Помни, как сильна и как глубока во мне уверенность, что наша любовь стала благословением моей жизни. Эта уверенность неколебима даже сегодня.


Когда она писала это письмо, Хайдеггер еще не объявлял публично о своей симпатии к нацистам.

Уют семейной жизни оказался полезным. Он дал Арендт возможность интенсивно работать над новым проектом.

Хотя предметом этой книги не была внутренняя жизнь автора, она все же более всего вышедшего из-под пера Арендт похожа на мемуары. Один друг нашел у букиниста и передал Арендт письма и дневники еврейки, хозяйки салона, жившей в восемнадцатом веке. Жизнь Рахели Фарнхаген вскоре стала для Арендт навязчивой идеей, и Ханна стала писать ее биографию, ставшую в результате наполовину выражением личной философии, наполовину данью уважения женщине, которую она считала образцом для подражания. В этом Арендт среди мыслящих женщин своей эпохи была почти уникальна: в большинстве своем они опасались явно признавать, что чем-то обязаны другим женщинам.

Фарнхаген родилась в Берлине в тысяча семьсот семьдесят первом году, в семье процветающего коммерсанта. Хотя у нее не было формального образования, идеи ее интересовали с ранней молодости. Повзрослев, она окружила себя великими художниками и мыслителями своей эпохи, в основном немецкими романтиками. Салон сделал ее ключевой фигурой в интеллектуальной истории Германии. Фарнхаген так привлекала Арендт отчасти потому, что, подобно ей, Рахель была глубоко ассимилированной еврейкой. Но отношение Фарнхаген к своему еврейству было несколько двойственным. И поэтому Арендт назвала незабываемыми слова, якобы сказанные Фарнхаген и записанные возле смертного одра ее мужем:

Величайшим позором моим, несчастьем и неудачей всей моей жизни казалось мне то, что я родилась еврейкой. А сейчас я ни за что не согласилась бы, чтобы это было иначе.


Эта фраза так поразила Арендт, что книгу о Фарнхаген Ханна начала с нее. Работа над книгой напоминала общение в спиритическом сеансе: Арендт запросто называла Фарнхаген своей «лучшей подругой». Когда лет через двадцать пять, в пятьдесят восьмом, книгу удалось опубликовать, Арендт написала, что ее подход был «необычен для биографической литературы».

Я вообще не собиралась писать книгу о Рахели, о ее личности, поддающейся интерпретации любого толка в зависимости от того, какие психологические стандарты и категории вводит сам автор. Мне хотелось иного: поведать историю жизни Рахели так, как могла бы это сделать она сама.

| Что сделать |
**a.** Перепечатайте из отрывка о Ханне Арендт и Рахели Фарнхаген часть, которая начинается со слов «Когда она писала» и заканчивается словами «над новым проектом.».
**b.** Продолжите отрывок о Ханне Арендт и Рахели Фарнхаген, начиная сразу после его последнего предложения.

| Исходные данные |
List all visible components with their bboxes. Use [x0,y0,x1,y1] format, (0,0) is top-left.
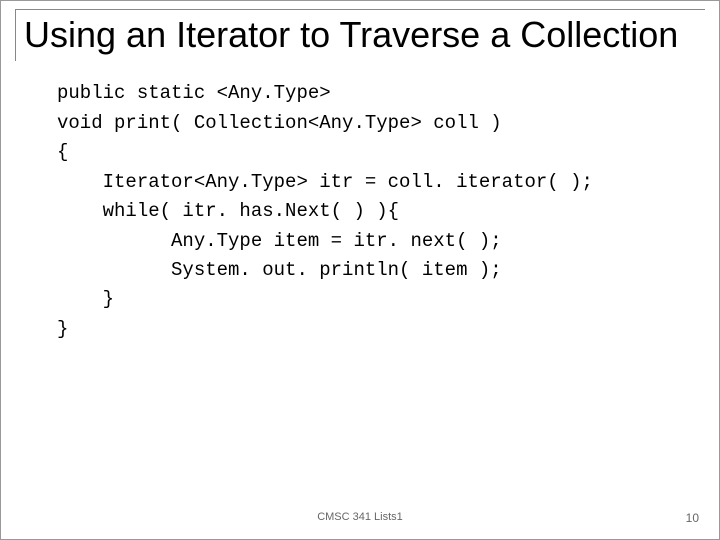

| Ответы |
**a.**
Когда она писала это письмо, Хайдеггер еще не объявлял публично о своей симпатии к нацистам.

Уют семейной жизни оказался полезным. Он дал Арендт возможность интенсивно работать над новым проектом.

**b.**
Заявление Арендт о том, что она может рассказать историю Фарнхаген «как могла бы она сама», политолог и специалист по Арендт Сейла Бенхабиб назвала «неожиданным». Всю жизнь изучая чьи-то архивы, все равно чувствуешь, что внутренняя жизнь их автора от тебя ускользает. Наверняка Арендт это знала и даже испытала сама, пытаясь увидеть жизнь Рахели ее глазами. Прежде всего, просто невозможно говорить голосом человека, который уже больше ста лет мертв. Но так притягивала Ханну жизнь Фарнхаген, что все рациональные рассуждения рассыпались в пыль. Она нашла наставницу, у которой желала быть ученицей-подмастерьем – и когда писала книгу, в эту ученицу превращалась.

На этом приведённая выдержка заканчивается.